* BEGIN Supplied material *

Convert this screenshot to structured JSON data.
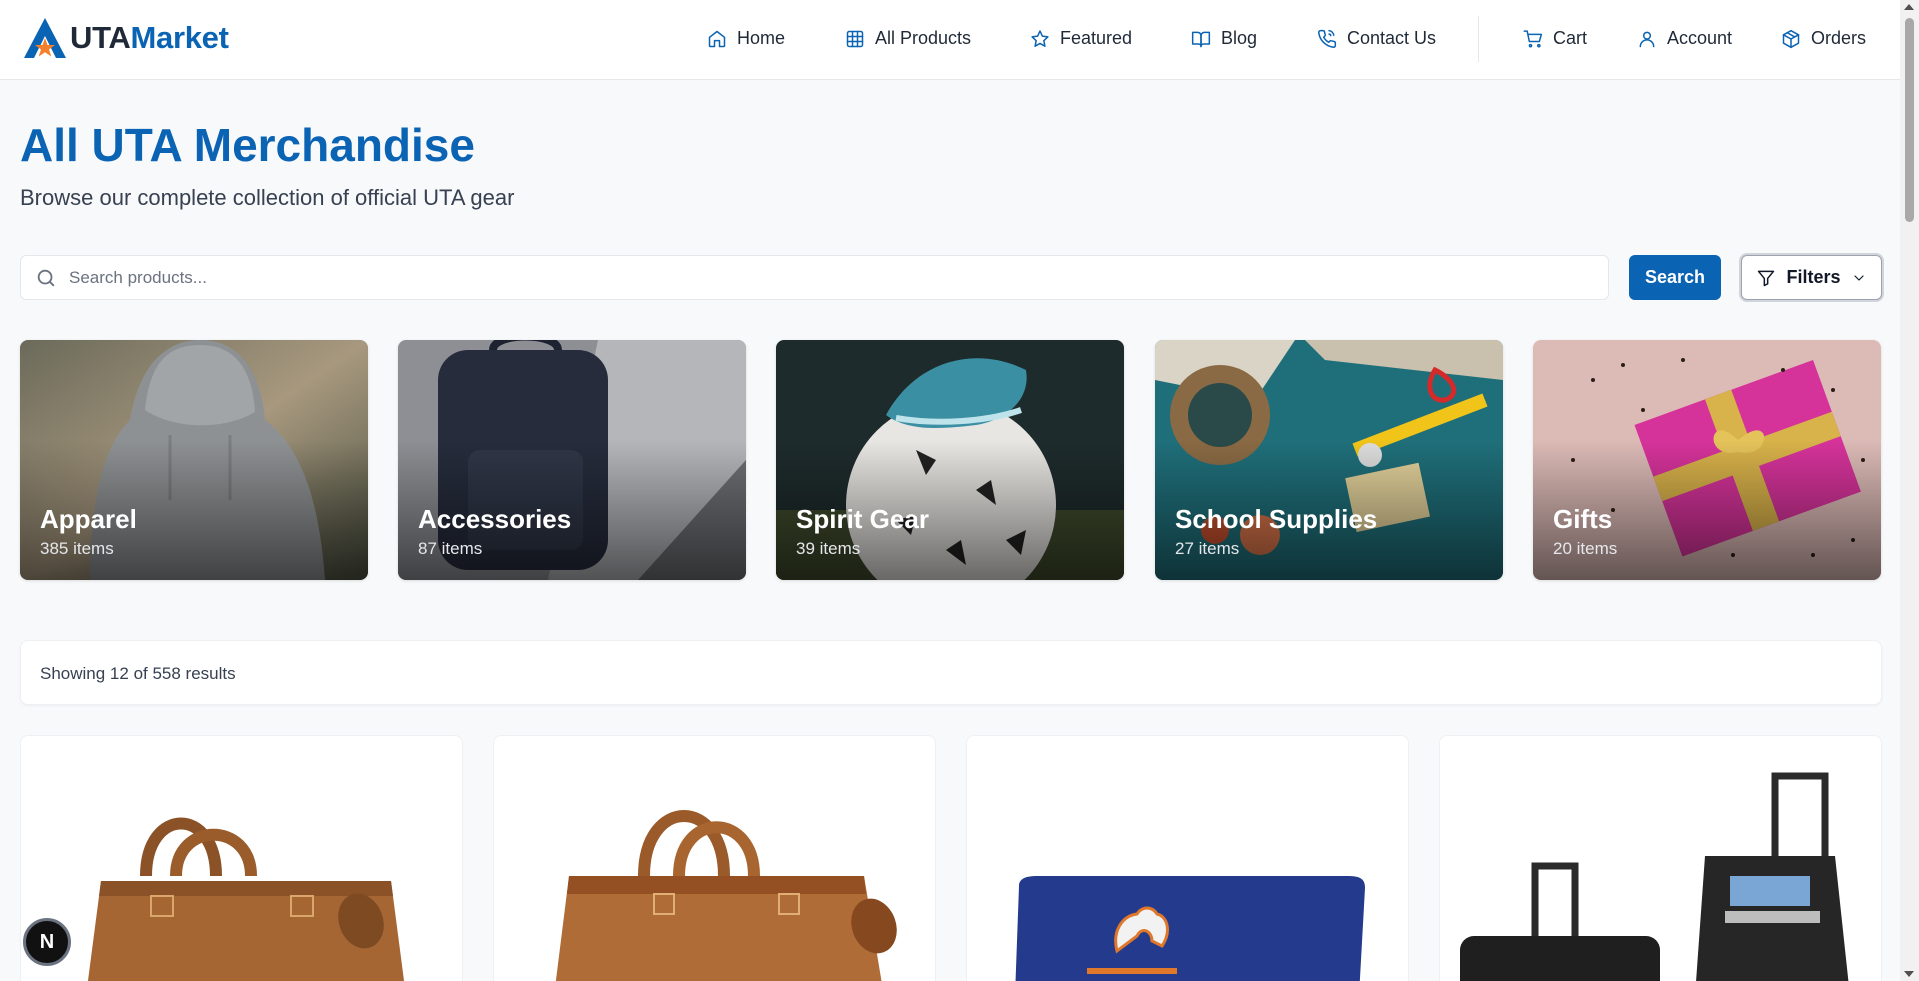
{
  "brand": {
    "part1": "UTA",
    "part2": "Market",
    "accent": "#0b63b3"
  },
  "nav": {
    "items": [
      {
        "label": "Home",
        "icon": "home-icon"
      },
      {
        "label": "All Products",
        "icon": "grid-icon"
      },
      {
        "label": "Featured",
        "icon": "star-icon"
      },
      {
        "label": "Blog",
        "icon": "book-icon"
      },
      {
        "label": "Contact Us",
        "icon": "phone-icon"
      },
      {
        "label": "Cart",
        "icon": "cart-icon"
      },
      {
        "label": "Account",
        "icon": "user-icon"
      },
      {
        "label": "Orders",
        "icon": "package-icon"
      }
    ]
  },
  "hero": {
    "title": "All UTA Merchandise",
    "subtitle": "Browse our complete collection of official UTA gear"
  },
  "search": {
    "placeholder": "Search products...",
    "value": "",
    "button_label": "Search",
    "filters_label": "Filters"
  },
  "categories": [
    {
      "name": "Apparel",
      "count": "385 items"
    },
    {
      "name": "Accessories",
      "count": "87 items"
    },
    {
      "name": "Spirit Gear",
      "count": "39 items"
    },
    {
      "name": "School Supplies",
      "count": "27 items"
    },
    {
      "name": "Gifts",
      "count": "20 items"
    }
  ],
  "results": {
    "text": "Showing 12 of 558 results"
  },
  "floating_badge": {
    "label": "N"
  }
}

* END Supplied material *

(Requirements) Of all the lines in the material above, how many contain the word "results"? Give only the count.

(Answer to the exercise) 2